### Stated task
Go through the material below and report how many lines contain "object". Give only the number.

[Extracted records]
══════

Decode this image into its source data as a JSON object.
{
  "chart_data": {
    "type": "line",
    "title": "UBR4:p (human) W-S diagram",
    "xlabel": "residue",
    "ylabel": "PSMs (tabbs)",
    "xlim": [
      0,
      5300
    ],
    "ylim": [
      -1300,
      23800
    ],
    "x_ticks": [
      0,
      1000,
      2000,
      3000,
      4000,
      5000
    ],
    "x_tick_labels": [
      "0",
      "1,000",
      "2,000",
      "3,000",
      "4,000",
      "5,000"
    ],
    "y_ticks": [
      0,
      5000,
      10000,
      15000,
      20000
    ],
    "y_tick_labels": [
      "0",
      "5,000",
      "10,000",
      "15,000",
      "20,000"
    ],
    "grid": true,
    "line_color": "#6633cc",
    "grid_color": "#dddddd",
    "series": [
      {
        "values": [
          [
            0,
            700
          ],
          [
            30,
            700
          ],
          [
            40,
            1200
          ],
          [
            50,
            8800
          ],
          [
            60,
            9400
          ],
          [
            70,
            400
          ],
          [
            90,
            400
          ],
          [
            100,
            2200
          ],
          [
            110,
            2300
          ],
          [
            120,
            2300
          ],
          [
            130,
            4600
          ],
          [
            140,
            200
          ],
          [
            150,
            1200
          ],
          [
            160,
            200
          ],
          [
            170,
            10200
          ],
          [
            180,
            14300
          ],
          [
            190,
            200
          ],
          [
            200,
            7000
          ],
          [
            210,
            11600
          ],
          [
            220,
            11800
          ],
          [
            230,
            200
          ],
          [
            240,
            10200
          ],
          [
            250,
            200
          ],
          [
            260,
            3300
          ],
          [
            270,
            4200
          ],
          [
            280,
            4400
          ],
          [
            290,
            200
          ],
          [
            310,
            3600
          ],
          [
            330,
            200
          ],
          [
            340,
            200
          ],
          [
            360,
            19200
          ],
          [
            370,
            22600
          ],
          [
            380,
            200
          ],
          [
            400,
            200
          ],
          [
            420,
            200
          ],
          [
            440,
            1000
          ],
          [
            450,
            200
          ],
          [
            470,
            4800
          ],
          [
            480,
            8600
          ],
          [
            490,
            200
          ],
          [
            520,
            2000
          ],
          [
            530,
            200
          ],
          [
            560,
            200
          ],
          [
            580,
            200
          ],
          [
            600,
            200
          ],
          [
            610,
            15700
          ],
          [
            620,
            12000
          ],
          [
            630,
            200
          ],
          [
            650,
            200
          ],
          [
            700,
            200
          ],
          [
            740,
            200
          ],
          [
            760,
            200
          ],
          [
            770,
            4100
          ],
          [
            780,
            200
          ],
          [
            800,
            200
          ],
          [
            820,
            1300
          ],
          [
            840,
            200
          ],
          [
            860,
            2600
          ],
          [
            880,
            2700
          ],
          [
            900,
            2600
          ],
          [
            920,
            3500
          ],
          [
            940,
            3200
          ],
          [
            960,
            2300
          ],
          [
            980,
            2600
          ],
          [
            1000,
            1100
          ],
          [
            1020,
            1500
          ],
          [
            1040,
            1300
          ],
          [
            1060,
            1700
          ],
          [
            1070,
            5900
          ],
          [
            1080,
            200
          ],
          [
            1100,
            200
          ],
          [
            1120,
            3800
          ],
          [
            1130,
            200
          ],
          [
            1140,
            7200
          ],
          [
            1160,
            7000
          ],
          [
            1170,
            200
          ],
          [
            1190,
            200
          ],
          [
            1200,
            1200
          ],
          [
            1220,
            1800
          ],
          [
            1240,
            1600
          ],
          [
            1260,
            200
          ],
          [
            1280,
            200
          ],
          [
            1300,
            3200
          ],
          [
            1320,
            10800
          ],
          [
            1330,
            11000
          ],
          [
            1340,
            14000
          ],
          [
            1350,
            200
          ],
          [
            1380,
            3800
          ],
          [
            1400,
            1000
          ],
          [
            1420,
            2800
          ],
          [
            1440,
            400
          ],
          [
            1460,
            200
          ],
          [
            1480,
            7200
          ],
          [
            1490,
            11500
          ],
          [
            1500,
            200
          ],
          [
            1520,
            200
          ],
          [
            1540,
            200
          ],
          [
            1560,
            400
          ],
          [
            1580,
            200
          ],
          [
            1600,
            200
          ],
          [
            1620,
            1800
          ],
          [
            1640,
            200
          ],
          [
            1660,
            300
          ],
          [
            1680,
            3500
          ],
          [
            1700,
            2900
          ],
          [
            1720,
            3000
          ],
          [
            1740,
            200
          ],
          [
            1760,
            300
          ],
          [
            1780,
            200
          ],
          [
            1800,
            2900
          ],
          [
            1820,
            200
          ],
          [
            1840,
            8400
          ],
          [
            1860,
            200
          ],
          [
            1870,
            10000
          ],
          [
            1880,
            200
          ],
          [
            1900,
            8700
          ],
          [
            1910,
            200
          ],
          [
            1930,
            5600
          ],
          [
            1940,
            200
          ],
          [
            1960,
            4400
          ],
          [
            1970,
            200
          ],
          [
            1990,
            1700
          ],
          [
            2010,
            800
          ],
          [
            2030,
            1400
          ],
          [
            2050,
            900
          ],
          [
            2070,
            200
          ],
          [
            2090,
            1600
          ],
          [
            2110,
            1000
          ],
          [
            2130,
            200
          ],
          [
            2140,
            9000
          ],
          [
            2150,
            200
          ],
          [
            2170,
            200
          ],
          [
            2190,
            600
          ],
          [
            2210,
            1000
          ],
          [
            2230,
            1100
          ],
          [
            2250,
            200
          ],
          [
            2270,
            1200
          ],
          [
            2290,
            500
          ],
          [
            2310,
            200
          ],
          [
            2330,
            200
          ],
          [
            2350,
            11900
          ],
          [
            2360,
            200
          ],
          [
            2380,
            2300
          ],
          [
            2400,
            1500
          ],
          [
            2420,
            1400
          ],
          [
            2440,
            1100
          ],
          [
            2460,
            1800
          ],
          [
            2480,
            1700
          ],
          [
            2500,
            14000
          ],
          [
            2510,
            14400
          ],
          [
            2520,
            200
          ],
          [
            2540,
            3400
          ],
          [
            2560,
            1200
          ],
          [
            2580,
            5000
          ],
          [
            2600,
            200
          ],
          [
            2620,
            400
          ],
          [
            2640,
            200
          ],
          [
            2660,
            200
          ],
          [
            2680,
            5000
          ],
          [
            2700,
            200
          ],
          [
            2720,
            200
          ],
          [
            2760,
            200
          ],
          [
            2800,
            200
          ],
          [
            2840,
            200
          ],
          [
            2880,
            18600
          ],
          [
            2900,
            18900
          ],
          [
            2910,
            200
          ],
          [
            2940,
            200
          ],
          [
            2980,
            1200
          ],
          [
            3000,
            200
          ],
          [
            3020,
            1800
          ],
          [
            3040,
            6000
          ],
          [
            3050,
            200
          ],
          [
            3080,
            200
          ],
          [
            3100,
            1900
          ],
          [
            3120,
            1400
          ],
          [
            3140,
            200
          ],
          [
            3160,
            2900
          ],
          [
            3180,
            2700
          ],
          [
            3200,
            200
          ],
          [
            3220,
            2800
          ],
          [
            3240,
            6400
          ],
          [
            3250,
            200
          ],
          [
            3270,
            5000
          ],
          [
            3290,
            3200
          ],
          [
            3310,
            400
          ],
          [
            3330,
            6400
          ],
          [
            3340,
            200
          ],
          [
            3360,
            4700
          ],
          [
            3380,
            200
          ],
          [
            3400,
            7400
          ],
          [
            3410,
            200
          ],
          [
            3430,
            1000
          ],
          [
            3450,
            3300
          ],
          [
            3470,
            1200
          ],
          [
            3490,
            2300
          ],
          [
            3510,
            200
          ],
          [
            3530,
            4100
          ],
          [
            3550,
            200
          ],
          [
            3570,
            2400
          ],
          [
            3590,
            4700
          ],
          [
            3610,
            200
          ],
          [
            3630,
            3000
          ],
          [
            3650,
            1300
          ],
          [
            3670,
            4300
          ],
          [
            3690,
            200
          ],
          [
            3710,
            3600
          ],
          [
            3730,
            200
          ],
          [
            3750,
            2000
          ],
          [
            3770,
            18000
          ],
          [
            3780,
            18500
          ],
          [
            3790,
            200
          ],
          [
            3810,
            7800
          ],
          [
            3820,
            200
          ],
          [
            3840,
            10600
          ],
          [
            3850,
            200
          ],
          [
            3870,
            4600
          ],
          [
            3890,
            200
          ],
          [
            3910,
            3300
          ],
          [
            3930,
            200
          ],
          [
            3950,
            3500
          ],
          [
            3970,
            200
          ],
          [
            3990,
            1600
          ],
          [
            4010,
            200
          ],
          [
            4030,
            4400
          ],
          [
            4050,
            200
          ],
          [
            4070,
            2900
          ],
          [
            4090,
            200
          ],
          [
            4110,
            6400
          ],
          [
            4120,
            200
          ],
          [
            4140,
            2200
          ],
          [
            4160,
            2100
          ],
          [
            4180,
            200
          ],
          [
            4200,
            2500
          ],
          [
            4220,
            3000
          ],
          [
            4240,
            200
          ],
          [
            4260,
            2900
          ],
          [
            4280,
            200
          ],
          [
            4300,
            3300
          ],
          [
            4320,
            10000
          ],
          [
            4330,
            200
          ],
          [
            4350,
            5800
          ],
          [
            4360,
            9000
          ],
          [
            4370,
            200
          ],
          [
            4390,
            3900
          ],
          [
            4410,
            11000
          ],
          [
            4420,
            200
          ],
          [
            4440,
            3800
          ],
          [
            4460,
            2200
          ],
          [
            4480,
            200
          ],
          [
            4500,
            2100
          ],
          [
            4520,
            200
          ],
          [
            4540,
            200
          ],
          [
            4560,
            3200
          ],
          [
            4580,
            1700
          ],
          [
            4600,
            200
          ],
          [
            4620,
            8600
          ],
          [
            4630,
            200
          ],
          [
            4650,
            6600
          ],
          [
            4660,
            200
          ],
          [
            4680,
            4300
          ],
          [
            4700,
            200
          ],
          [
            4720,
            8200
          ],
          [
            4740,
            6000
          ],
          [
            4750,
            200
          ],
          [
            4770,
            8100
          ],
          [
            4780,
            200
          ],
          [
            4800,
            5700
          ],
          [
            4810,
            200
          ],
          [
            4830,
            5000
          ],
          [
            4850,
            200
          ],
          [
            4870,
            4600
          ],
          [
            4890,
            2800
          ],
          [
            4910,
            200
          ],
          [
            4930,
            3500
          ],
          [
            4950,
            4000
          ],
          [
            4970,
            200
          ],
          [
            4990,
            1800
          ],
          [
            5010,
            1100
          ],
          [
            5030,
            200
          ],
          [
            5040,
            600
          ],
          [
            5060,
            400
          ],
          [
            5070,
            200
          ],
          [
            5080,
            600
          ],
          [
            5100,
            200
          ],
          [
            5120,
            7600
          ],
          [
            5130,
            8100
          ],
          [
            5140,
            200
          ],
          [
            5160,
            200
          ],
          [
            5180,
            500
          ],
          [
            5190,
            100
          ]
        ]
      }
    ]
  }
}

══════

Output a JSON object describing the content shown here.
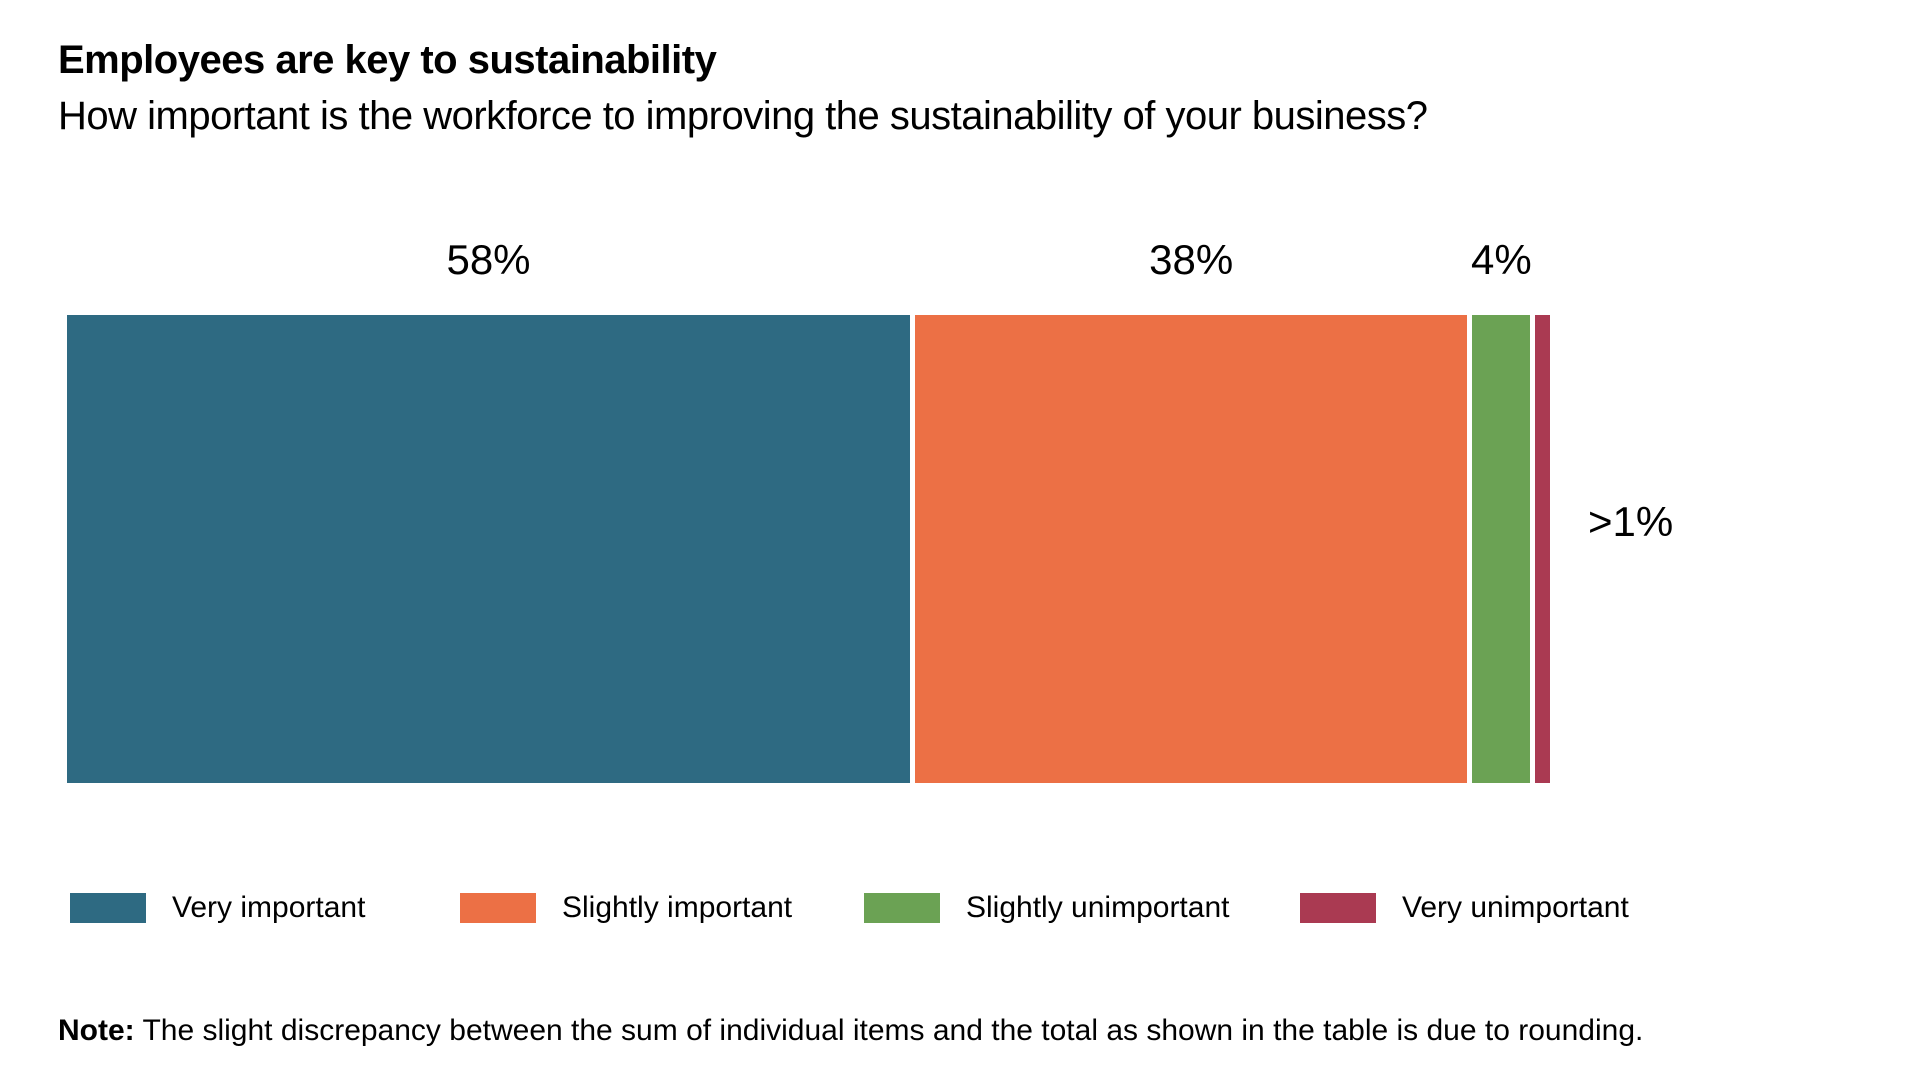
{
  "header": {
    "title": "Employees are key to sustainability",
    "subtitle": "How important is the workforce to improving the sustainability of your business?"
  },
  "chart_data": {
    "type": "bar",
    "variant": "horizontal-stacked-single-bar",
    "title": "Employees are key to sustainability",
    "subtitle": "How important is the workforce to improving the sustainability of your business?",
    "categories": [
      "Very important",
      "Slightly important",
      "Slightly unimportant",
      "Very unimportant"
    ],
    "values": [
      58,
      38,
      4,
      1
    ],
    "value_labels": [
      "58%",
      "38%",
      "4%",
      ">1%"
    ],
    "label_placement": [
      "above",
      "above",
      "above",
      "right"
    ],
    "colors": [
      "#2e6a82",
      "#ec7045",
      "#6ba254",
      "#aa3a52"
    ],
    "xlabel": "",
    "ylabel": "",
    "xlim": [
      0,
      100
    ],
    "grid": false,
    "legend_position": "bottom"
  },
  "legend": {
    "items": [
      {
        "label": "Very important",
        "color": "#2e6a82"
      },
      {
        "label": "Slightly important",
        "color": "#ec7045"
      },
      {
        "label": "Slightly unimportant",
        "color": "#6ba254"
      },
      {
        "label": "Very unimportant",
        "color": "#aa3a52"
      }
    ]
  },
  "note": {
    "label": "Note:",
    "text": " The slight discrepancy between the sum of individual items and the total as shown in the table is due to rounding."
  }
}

══════

### Answer for the task
2